▶ Task requirements: Pick out the lines below that include the string "Rosenberg".

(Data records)

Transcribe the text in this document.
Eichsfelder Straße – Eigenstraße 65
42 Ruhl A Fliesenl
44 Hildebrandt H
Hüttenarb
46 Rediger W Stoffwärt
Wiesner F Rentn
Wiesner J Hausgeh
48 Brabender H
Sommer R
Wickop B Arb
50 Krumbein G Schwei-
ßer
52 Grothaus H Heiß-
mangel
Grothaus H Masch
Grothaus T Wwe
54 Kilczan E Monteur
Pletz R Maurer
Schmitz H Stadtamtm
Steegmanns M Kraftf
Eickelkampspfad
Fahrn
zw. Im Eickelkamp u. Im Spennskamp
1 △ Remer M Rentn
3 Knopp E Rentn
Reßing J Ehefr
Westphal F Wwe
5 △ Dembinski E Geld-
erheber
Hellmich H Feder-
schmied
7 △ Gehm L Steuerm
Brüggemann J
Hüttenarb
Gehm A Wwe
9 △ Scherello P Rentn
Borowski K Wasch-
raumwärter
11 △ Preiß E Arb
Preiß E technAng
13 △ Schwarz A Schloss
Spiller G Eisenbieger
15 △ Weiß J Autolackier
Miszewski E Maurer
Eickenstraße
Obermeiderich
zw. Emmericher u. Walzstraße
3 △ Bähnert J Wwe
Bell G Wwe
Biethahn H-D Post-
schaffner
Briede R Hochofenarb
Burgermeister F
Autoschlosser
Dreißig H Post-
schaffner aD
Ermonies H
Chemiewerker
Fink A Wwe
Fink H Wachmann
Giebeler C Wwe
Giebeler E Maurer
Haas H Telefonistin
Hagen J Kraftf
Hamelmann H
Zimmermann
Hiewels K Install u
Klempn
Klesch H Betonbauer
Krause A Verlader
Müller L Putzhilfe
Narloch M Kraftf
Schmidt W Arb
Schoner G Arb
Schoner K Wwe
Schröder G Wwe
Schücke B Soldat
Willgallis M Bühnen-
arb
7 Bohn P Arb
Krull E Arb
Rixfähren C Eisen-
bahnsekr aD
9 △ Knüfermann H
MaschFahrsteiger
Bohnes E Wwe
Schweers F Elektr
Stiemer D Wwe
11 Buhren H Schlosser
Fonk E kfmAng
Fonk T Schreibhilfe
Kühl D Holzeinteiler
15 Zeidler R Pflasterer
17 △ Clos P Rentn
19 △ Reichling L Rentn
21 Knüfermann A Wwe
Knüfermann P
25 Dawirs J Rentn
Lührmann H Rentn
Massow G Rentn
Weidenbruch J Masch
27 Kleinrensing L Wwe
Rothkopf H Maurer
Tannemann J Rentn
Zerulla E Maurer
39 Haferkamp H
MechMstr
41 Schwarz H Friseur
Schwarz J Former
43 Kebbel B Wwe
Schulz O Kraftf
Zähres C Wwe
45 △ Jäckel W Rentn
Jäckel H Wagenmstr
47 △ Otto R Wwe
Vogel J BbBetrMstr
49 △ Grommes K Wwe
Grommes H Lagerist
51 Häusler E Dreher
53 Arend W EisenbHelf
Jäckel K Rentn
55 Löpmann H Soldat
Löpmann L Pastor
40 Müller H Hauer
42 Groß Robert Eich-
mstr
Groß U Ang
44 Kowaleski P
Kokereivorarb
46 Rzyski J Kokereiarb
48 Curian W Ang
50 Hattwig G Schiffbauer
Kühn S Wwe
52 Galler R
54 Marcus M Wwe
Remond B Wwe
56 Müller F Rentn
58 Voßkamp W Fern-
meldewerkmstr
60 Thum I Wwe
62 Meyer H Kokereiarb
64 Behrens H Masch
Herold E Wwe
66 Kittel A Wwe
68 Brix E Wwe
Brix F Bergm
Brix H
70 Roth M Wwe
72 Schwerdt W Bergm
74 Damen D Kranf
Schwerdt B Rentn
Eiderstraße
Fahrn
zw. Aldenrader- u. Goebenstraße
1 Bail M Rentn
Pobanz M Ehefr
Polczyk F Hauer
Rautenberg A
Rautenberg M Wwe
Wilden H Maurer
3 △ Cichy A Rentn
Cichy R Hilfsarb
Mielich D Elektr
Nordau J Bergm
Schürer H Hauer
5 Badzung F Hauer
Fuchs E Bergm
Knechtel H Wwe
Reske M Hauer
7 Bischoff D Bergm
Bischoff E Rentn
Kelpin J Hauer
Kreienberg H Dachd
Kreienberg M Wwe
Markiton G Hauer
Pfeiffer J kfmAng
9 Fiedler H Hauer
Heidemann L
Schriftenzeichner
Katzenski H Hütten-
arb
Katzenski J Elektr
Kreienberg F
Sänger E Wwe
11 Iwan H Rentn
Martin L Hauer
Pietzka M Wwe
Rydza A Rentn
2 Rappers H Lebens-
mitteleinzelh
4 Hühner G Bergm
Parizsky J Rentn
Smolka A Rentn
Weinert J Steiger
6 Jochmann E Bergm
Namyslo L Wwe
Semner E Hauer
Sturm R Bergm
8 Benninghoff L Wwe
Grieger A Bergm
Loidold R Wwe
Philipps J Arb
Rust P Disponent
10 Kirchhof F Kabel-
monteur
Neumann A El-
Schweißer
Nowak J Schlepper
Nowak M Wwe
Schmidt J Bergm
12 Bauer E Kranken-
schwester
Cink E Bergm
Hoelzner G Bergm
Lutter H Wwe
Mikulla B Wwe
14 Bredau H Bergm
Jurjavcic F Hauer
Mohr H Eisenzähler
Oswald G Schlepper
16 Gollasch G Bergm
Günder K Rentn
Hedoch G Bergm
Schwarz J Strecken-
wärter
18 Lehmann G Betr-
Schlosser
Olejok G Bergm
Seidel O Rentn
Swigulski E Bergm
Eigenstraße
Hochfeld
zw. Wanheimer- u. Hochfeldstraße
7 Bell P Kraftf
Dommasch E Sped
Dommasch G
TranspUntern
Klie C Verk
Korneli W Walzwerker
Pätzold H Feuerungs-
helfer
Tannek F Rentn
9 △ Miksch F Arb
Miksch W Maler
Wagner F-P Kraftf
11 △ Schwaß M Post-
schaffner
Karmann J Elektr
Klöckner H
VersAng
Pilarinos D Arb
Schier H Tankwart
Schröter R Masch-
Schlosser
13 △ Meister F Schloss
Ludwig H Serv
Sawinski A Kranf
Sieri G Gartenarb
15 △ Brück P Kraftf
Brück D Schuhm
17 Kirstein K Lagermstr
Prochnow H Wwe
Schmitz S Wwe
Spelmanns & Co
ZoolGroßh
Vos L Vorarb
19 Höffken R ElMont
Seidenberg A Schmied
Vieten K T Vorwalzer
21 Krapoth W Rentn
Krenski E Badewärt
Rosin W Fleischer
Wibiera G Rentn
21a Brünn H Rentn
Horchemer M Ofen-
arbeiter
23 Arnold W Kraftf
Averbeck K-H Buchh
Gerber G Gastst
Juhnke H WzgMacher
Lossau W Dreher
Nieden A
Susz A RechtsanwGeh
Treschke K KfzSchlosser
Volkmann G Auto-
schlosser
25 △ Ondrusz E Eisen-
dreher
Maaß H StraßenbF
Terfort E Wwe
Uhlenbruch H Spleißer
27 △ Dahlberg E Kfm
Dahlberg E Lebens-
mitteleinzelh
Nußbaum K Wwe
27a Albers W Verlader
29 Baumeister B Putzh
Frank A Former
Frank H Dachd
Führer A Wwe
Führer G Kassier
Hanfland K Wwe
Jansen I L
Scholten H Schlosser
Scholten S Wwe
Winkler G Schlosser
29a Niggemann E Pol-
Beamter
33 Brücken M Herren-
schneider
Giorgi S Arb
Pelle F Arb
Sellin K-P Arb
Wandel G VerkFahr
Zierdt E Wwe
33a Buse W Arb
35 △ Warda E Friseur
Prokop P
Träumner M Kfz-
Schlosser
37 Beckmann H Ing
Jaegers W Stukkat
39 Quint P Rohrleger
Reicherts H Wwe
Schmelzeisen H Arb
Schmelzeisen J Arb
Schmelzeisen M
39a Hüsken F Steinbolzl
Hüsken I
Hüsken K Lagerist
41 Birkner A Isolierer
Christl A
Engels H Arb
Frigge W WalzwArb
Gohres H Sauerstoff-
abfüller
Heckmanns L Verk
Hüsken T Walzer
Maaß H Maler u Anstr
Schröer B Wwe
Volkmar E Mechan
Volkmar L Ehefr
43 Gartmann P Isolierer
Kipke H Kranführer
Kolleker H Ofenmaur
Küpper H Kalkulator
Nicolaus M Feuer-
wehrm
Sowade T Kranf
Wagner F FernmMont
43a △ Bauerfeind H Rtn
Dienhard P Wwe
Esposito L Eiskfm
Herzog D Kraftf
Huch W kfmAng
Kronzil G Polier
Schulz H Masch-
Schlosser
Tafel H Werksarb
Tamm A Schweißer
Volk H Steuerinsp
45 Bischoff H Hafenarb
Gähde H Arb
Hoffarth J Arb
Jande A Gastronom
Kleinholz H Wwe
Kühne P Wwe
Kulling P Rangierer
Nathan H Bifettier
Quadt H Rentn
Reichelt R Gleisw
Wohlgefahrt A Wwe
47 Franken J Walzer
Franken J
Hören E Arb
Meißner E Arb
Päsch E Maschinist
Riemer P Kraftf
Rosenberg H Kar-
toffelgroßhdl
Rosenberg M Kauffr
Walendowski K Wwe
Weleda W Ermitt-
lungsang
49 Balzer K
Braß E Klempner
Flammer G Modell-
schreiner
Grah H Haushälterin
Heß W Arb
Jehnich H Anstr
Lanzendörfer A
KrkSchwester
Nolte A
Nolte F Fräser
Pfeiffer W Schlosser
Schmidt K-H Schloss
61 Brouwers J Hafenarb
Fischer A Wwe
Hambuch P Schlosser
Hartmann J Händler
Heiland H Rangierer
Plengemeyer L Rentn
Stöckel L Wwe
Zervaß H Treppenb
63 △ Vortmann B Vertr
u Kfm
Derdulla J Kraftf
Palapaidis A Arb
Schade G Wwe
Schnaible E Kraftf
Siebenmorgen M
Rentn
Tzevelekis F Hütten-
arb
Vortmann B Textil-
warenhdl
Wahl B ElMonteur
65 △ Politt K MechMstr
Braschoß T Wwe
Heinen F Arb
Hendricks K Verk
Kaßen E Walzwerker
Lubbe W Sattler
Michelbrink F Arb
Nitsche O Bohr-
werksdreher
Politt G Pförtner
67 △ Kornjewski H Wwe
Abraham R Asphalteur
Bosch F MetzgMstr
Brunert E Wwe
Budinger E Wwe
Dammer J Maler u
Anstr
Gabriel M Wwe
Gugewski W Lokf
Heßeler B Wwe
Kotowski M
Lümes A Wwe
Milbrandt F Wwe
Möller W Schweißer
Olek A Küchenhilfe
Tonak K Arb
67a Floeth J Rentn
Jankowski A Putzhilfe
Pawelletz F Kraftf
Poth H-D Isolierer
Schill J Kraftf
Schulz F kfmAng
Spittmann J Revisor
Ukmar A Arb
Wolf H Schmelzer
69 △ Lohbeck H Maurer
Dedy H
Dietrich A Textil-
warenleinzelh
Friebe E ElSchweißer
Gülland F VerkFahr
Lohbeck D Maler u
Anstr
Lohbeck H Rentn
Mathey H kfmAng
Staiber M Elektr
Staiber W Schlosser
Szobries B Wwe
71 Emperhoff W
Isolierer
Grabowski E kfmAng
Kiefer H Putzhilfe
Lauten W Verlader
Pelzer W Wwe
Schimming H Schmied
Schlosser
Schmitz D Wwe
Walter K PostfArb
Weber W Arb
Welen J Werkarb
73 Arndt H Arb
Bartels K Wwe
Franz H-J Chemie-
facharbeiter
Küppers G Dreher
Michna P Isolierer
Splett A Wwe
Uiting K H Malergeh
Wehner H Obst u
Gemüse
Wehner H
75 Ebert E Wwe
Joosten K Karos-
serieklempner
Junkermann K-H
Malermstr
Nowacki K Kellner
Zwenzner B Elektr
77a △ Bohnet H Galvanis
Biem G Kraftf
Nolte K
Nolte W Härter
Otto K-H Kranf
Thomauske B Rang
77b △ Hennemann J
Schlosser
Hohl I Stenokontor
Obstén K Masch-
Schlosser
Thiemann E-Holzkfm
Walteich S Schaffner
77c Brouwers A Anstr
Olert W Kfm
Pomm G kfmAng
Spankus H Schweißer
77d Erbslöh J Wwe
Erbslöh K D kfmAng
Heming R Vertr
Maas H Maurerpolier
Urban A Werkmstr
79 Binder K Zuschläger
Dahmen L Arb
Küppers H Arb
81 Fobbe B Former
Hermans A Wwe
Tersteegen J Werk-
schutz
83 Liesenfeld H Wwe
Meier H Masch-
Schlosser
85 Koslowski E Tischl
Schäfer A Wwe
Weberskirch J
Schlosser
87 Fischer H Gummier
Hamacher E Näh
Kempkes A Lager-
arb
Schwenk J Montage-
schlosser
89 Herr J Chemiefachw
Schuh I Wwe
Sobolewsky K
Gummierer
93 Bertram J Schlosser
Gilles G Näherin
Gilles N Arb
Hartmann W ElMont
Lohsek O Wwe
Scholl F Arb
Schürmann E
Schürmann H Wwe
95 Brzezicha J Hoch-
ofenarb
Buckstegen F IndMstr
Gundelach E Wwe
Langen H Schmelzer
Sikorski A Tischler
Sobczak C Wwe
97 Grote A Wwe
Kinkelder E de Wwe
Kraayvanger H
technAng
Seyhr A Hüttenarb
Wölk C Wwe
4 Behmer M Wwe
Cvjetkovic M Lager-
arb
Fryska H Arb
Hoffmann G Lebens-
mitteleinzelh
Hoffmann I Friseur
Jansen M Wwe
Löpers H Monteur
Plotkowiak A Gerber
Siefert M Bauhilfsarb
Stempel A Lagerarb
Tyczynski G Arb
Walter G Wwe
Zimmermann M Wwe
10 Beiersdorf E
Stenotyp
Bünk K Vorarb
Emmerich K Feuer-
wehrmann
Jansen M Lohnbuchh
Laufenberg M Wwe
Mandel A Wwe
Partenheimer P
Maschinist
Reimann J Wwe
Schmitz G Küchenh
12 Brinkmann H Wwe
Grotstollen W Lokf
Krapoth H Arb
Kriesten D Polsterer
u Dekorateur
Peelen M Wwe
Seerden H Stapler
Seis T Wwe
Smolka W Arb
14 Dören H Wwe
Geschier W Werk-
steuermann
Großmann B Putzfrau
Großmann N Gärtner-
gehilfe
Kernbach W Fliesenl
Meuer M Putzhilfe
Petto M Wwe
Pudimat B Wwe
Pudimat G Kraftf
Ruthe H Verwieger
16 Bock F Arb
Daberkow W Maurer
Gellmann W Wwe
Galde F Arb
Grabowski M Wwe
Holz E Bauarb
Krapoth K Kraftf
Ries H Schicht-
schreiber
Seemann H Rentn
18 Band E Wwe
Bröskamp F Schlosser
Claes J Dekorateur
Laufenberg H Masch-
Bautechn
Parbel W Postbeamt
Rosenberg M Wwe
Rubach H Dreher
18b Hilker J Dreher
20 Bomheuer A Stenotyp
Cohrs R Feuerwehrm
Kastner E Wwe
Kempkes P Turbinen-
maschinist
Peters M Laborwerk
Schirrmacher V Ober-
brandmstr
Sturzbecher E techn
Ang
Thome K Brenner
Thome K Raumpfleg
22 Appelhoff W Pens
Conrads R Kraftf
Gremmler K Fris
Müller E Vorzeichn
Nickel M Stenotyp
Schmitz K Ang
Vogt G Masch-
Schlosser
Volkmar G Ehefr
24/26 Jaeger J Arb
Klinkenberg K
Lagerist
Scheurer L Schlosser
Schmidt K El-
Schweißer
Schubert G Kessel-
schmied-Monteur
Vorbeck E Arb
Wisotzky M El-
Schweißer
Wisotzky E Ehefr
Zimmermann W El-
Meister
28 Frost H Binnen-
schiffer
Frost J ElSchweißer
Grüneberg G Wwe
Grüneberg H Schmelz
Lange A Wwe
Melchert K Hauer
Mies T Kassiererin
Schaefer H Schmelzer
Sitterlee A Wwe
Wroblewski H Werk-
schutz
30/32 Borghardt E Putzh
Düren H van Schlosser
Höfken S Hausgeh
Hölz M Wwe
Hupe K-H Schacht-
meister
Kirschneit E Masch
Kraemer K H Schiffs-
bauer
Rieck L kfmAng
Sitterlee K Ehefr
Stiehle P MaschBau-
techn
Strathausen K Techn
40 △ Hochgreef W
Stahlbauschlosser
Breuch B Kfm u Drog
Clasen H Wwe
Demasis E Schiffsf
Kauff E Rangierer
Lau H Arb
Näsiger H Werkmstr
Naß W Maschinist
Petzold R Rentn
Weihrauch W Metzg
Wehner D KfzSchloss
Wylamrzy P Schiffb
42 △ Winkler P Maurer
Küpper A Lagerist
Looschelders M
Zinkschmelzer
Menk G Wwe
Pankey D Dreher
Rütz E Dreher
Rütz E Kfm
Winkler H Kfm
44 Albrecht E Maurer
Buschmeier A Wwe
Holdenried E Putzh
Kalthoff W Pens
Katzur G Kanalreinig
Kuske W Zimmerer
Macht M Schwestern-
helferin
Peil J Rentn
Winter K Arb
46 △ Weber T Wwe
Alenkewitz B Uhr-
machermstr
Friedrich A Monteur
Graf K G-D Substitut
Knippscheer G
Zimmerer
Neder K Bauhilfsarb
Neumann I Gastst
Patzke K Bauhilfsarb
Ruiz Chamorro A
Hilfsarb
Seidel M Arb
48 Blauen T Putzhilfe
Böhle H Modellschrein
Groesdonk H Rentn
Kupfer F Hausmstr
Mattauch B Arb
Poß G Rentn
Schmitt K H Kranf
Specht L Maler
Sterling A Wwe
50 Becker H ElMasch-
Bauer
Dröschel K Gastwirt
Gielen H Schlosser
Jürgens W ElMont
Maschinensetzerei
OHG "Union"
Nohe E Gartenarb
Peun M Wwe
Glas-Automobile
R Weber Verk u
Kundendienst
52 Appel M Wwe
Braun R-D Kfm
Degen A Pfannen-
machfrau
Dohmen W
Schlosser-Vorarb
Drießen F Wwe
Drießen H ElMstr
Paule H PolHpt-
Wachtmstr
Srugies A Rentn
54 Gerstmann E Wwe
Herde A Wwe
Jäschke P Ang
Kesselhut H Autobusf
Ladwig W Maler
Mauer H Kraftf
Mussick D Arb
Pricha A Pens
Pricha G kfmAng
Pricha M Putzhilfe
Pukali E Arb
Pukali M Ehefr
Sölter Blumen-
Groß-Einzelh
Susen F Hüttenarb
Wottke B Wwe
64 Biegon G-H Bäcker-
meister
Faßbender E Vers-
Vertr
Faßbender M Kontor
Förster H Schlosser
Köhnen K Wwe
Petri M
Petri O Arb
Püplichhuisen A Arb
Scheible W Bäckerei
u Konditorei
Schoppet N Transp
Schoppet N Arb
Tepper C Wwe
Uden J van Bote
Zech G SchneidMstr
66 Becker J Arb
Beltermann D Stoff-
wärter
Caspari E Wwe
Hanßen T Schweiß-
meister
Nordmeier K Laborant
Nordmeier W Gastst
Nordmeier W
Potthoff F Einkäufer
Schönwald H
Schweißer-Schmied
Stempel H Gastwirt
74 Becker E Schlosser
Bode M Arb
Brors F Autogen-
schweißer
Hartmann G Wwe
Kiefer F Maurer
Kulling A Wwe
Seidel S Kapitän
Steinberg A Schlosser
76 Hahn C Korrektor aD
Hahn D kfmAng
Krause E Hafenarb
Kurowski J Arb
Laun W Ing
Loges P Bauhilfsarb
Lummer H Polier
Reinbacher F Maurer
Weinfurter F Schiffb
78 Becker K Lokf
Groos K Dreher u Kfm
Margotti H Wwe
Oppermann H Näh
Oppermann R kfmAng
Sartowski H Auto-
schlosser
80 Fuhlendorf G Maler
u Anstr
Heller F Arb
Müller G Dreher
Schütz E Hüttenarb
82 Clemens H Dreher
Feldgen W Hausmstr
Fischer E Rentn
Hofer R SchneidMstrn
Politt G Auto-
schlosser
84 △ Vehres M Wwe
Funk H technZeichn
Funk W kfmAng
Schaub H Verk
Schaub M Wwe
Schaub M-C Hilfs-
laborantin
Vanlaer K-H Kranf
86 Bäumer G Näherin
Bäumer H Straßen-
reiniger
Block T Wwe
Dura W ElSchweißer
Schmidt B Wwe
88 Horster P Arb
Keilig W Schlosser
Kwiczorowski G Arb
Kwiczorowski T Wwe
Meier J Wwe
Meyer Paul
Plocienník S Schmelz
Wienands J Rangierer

▶ Answer for this exercise:
Rosenberg H Kar-
Rosenberg M Kauffr
Rosenberg M Wwe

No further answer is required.